Dataset records –
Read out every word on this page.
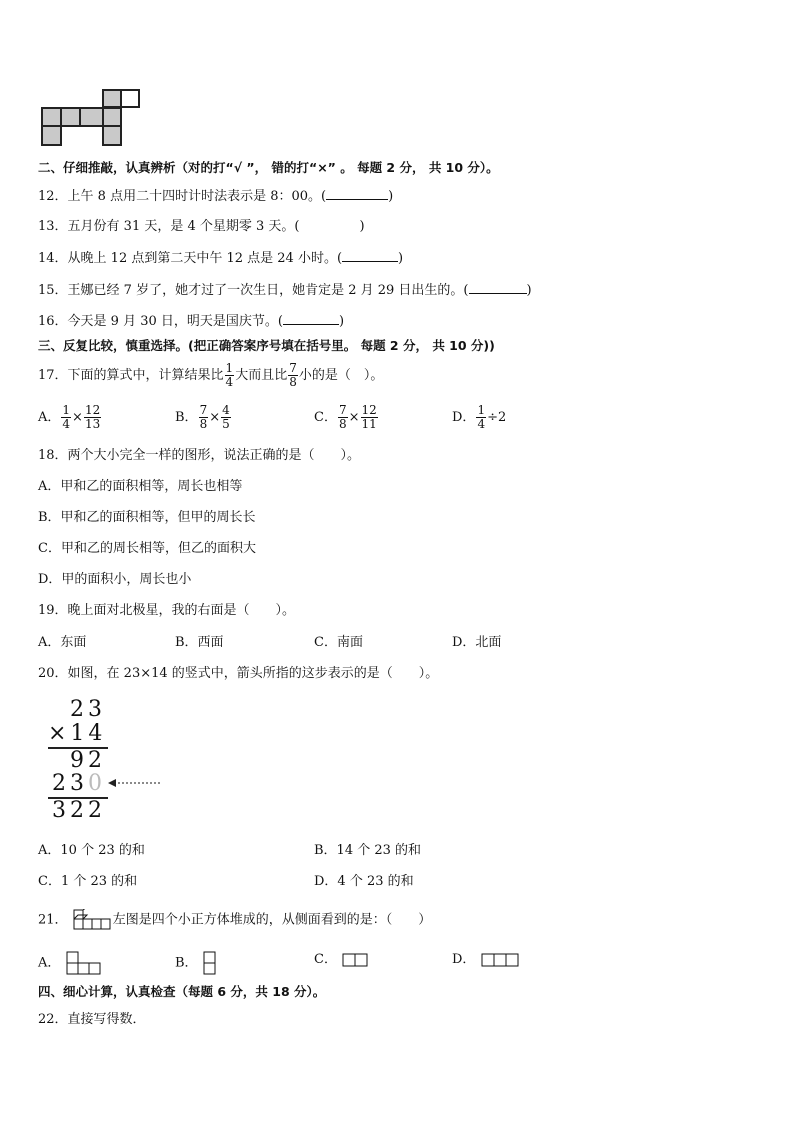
二、仔细推敲，认真辨析（对的打“√ ”， 错的打“×” 。 每题 2 分， 共 10 分）。
12．上午 8 点用二十四时计时法表示是 8：00。(	)
13．五月份有 31 天，是 4 个星期零 3 天。(	)
14．从晚上 12 点到第二天中午 12 点是 24 小时。(	)
15．王娜已经 7 岁了，她才过了一次生日，她肯定是 2 月 29 日出生的。(	)
16．今天是 9 月 30 日，明天是国庆节。(	)
三、反复比较，慎重选择。(把正确答案序号填在括号里。 每题 2 分， 共 10 分))
17．下面的算式中，计算结果比 $\frac{1}{4}$ 大而且比 $\frac{7}{8}$ 小的是（　）。
A． $\frac{1}{4} \times \frac{12}{13}$	B． $\frac{7}{8} \times \frac{4}{5}$	C． $\frac{7}{8} \times \frac{12}{11}$	D． $\frac{1}{4} \div 2$
18．两个大小完全一样的图形，说法正确的是（　　）。
A．甲和乙的面积相等，周长也相等
B．甲和乙的面积相等，但甲的周长长
C．甲和乙的周长相等，但乙的面积大
D．甲的面积小，周长也小
19．晚上面对北极星，我的右面是（　　）。
A．东面	B．西面	C．南面	D．北面
20．如图，在 23×14 的竖式中，箭头所指的这步表示的是（　　）。
23
×14
92
230
322
A．10 个 23 的和	B．14 个 23 的和
C．1 个 23 的和	D．4 个 23 的和
21．	左图是四个小正方体堆成的，从侧面看到的是：（　　）
A．	B．	C．	D．
四、细心计算，认真检查（每题 6 分，共 18 分）。
22．直接写得数．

Requirements – In the records above, collect each line with "frac".

Written response –
17．下面的算式中，计算结果比 $\frac{1}{4}$ 大而且比 $\frac{7}{8}$ 小的是（　）。
A． $\frac{1}{4} \times \frac{12}{13}$	B． $\frac{7}{8} \times \frac{4}{5}$	C． $\frac{7}{8} \times \frac{12}{11}$	D． $\frac{1}{4} \div 2$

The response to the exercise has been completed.